:: Data rows

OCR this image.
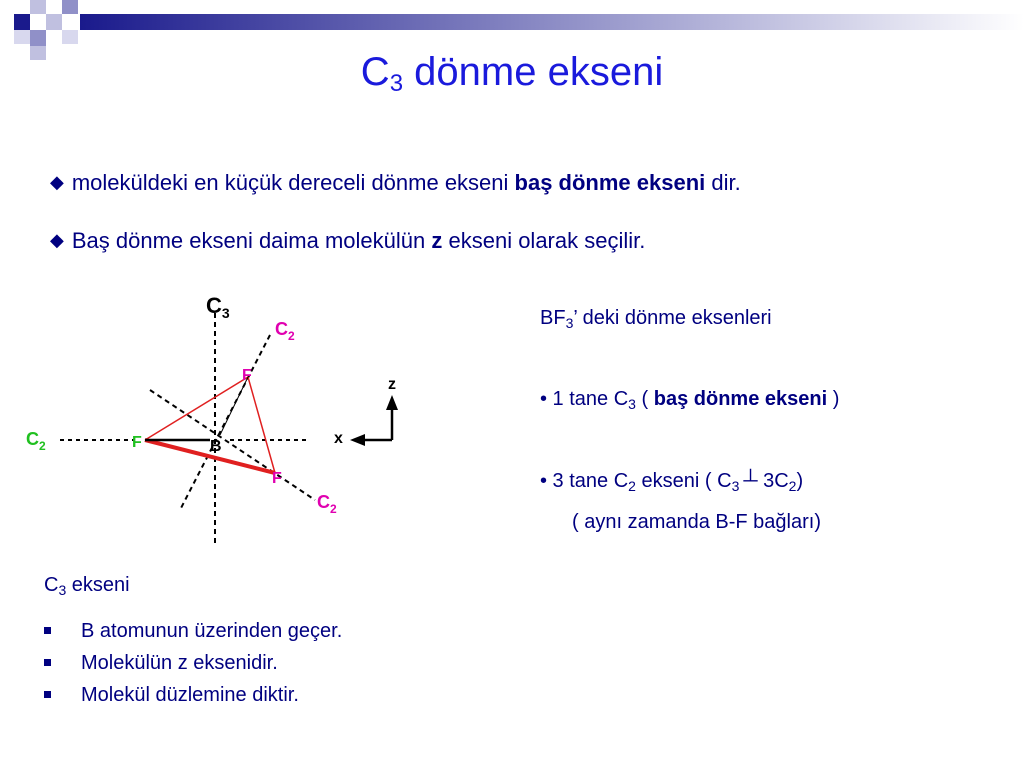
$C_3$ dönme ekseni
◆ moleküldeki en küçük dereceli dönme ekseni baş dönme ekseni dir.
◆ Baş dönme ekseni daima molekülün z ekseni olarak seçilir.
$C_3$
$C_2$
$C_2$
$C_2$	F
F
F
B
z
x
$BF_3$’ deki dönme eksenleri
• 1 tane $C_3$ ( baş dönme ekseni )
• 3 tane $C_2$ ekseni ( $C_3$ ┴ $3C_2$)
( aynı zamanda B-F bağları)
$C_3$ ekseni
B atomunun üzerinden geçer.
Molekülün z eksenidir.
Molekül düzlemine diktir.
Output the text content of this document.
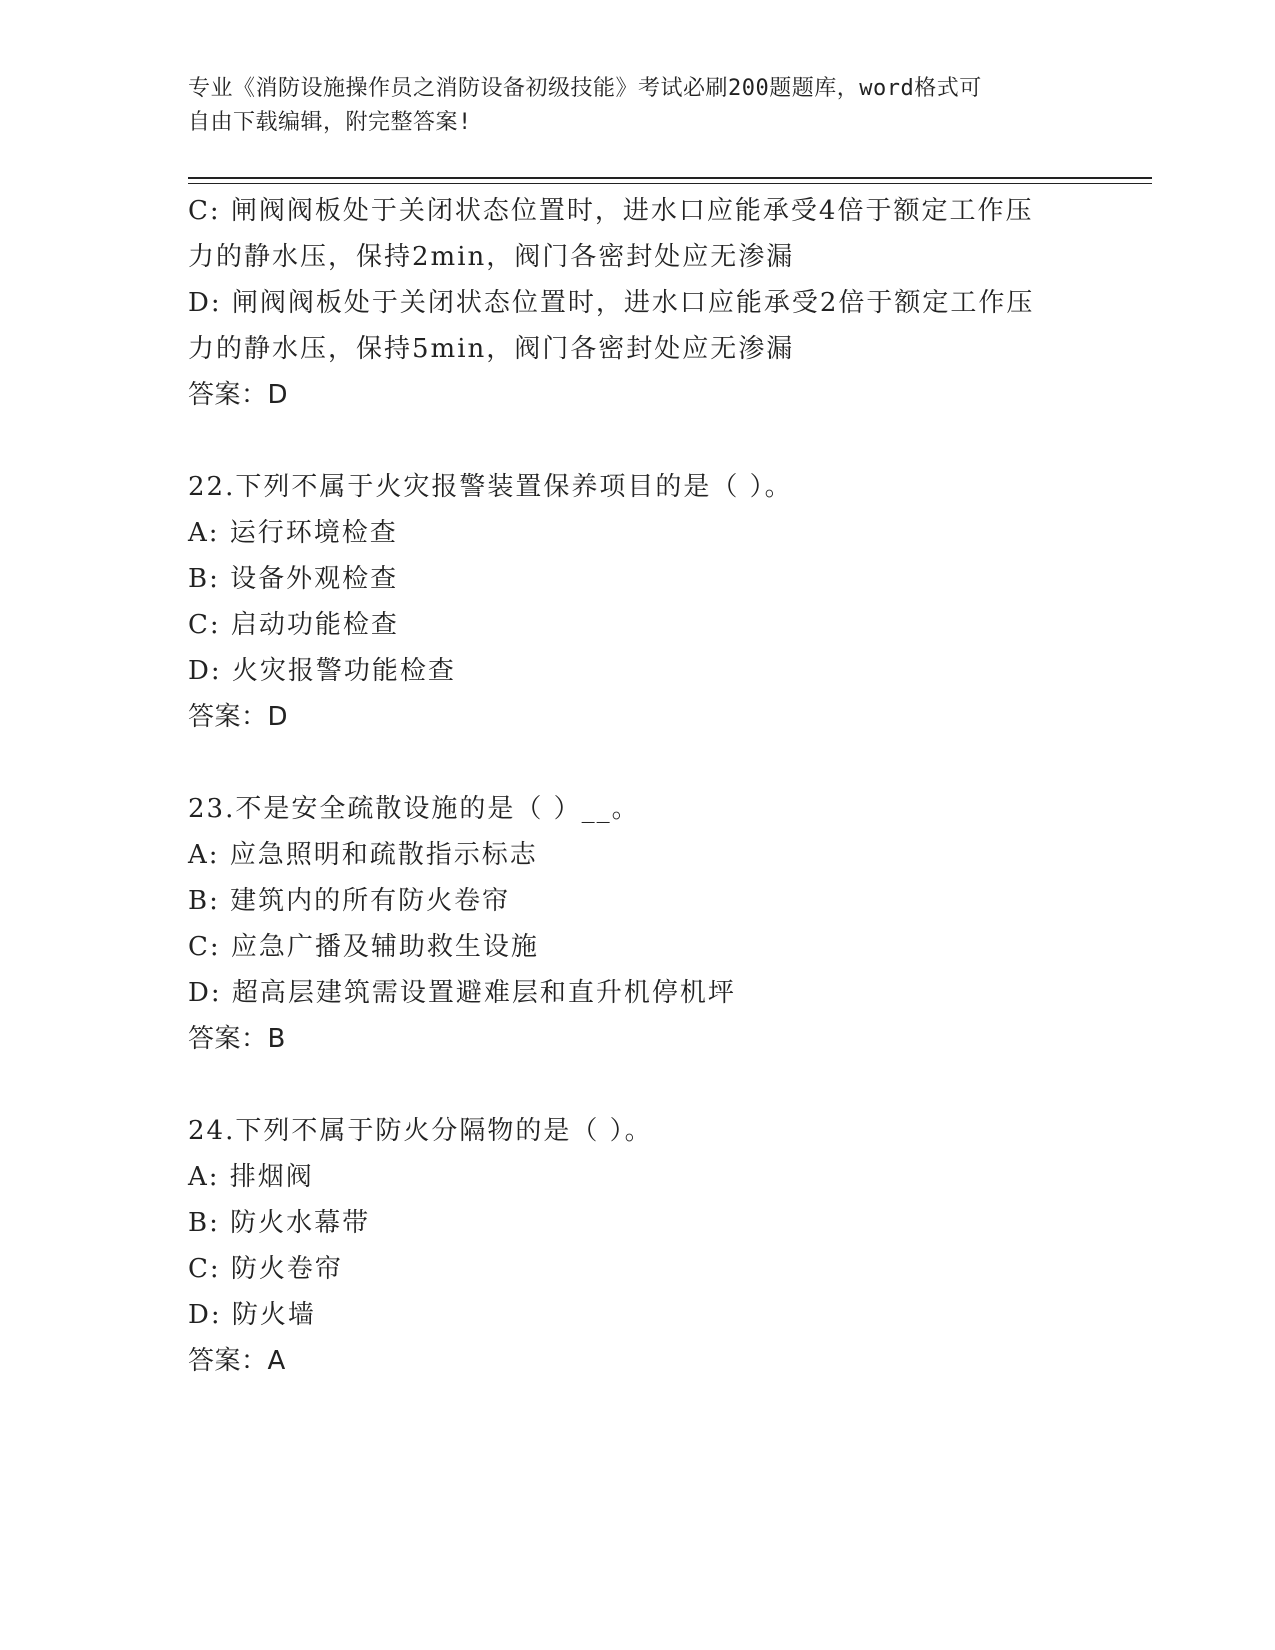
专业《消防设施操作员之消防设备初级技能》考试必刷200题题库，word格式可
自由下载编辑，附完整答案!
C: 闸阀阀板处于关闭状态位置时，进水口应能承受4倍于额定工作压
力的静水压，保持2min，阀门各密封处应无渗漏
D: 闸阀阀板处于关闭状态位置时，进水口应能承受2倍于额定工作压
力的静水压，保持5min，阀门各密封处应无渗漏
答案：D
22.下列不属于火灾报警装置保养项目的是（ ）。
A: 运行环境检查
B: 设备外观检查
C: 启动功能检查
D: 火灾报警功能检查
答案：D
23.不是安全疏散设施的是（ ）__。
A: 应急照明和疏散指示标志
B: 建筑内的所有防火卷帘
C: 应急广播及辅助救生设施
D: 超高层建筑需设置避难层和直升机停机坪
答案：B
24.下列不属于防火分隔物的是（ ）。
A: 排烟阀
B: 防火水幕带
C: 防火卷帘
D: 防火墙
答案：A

::::

Exclude all pictures and reproduce exactly the lines from the one containing "Output the text content of this document." through the final line of the entries above.

§ Answer in full
Output the text content of this document.
专业《消防设施操作员之消防设备初级技能》考试必刷200题题库，word格式可
自由下载编辑，附完整答案!
C: 闸阀阀板处于关闭状态位置时，进水口应能承受4倍于额定工作压
力的静水压，保持2min，阀门各密封处应无渗漏
D: 闸阀阀板处于关闭状态位置时，进水口应能承受2倍于额定工作压
力的静水压，保持5min，阀门各密封处应无渗漏
答案：D
22.下列不属于火灾报警装置保养项目的是（ ）。
A: 运行环境检查
B: 设备外观检查
C: 启动功能检查
D: 火灾报警功能检查
答案：D
23.不是安全疏散设施的是（ ）__。
A: 应急照明和疏散指示标志
B: 建筑内的所有防火卷帘
C: 应急广播及辅助救生设施
D: 超高层建筑需设置避难层和直升机停机坪
答案：B
24.下列不属于防火分隔物的是（ ）。
A: 排烟阀
B: 防火水幕带
C: 防火卷帘
D: 防火墙
答案：A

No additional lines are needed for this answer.